■ **What is expected**
Retype each entry below exactly as it stands.

Stored records:
● ● ●
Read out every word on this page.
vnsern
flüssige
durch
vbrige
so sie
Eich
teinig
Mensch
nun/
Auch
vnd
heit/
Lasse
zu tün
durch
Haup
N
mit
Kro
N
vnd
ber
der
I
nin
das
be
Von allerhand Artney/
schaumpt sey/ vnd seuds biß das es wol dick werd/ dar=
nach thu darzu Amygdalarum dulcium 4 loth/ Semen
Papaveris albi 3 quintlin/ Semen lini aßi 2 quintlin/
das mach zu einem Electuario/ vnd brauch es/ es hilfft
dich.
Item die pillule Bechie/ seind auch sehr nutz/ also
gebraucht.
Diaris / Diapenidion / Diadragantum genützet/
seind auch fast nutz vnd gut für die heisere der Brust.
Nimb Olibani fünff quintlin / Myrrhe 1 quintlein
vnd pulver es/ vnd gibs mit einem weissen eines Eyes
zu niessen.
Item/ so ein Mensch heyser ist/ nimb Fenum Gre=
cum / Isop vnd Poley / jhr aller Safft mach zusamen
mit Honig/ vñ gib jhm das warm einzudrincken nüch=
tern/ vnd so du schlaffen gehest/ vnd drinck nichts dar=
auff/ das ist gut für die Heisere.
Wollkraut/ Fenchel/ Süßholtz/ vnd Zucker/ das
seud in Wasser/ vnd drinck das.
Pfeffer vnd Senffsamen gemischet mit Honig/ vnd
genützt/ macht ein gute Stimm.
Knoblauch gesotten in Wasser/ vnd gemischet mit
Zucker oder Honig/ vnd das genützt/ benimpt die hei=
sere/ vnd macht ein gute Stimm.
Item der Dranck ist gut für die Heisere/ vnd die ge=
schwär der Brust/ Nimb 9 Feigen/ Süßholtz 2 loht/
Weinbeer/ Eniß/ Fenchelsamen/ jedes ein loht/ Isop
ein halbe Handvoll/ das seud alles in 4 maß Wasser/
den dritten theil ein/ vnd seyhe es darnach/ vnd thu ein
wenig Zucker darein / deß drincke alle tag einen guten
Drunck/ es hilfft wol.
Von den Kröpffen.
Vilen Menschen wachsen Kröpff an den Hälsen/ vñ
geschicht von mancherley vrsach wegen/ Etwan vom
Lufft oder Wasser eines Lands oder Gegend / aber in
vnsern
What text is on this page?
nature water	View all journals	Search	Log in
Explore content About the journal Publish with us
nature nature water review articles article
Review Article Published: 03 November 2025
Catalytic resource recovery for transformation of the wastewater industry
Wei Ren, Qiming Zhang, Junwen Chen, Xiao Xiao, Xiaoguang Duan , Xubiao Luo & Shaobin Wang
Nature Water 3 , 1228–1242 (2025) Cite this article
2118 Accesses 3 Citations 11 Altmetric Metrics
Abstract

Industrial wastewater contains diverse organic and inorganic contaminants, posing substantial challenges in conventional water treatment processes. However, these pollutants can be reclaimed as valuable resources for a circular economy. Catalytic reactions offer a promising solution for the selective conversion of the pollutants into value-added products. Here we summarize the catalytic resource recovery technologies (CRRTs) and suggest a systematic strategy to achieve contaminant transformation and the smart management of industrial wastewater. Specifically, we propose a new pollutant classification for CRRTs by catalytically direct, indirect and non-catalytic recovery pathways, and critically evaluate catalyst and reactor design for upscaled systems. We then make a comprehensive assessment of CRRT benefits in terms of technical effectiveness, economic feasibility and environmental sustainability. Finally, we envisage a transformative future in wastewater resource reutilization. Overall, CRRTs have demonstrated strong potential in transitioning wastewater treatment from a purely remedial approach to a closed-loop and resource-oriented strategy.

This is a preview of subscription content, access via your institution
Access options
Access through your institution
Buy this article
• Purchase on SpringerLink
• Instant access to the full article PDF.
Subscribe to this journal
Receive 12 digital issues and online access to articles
● ● ●
■ **Written solution**
Read out every word on this page.
vnsern
flüssige
durch
vbrige
so sie
Eich
teinig
Mensch
nun/
Auch
vnd
heit/
Lasse
zu tün
durch
Haup
N
mit
Kro
N
vnd
ber
der
I
nin
das
be
Von allerhand Artney/
schaumpt sey/ vnd seuds biß das es wol dick werd/ dar=
nach thu darzu Amygdalarum dulcium 4 loth/ Semen
Papaveris albi 3 quintlin/ Semen lini aßi 2 quintlin/
das mach zu einem Electuario/ vnd brauch es/ es hilfft
dich.
Item die pillule Bechie/ seind auch sehr nutz/ also
gebraucht.
Diaris / Diapenidion / Diadragantum genützet/
seind auch fast nutz vnd gut für die heisere der Brust.
Nimb Olibani fünff quintlin / Myrrhe 1 quintlein
vnd pulver es/ vnd gibs mit einem weissen eines Eyes
zu niessen.
Item/ so ein Mensch heyser ist/ nimb Fenum Gre=
cum / Isop vnd Poley / jhr aller Safft mach zusamen
mit Honig/ vñ gib jhm das warm einzudrincken nüch=
tern/ vnd so du schlaffen gehest/ vnd drinck nichts dar=
auff/ das ist gut für die Heisere.
Wollkraut/ Fenchel/ Süßholtz/ vnd Zucker/ das
seud in Wasser/ vnd drinck das.
Pfeffer vnd Senffsamen gemischet mit Honig/ vnd
genützt/ macht ein gute Stimm.
Knoblauch gesotten in Wasser/ vnd gemischet mit
Zucker oder Honig/ vnd das genützt/ benimpt die hei=
sere/ vnd macht ein gute Stimm.
Item der Dranck ist gut für die Heisere/ vnd die ge=
schwär der Brust/ Nimb 9 Feigen/ Süßholtz 2 loht/
Weinbeer/ Eniß/ Fenchelsamen/ jedes ein loht/ Isop
ein halbe Handvoll/ das seud alles in 4 maß Wasser/
den dritten theil ein/ vnd seyhe es darnach/ vnd thu ein
wenig Zucker darein / deß drincke alle tag einen guten
Drunck/ es hilfft wol.
Von den Kröpffen.
Vilen Menschen wachsen Kröpff an den Hälsen/ vñ
geschicht von mancherley vrsach wegen/ Etwan vom
Lufft oder Wasser eines Lands oder Gegend / aber in
vnsern
What text is on this page?
nature water	View all journals	Search	Log in
Explore content About the journal Publish with us
nature nature water review articles article
Review Article Published: 03 November 2025
Catalytic resource recovery for transformation of the wastewater industry
Wei Ren, Qiming Zhang, Junwen Chen, Xiao Xiao, Xiaoguang Duan , Xubiao Luo & Shaobin Wang
Nature Water 3 , 1228–1242 (2025) Cite this article
2118 Accesses 3 Citations 11 Altmetric Metrics
Abstract

Industrial wastewater contains diverse organic and inorganic contaminants, posing substantial challenges in conventional water treatment processes. However, these pollutants can be reclaimed as valuable resources for a circular economy. Catalytic reactions offer a promising solution for the selective conversion of the pollutants into value-added products. Here we summarize the catalytic resource recovery technologies (CRRTs) and suggest a systematic strategy to achieve contaminant transformation and the smart management of industrial wastewater. Specifically, we propose a new pollutant classification for CRRTs by catalytically direct, indirect and non-catalytic recovery pathways, and critically evaluate catalyst and reactor design for upscaled systems. We then make a comprehensive assessment of CRRT benefits in terms of technical effectiveness, economic feasibility and environmental sustainability. Finally, we envisage a transformative future in wastewater resource reutilization. Overall, CRRTs have demonstrated strong potential in transitioning wastewater treatment from a purely remedial approach to a closed-loop and resource-oriented strategy.

This is a preview of subscription content, access via your institution
Access options
Access through your institution
Buy this article
• Purchase on SpringerLink
• Instant access to the full article PDF.
Subscribe to this journal
Receive 12 digital issues and online access to articles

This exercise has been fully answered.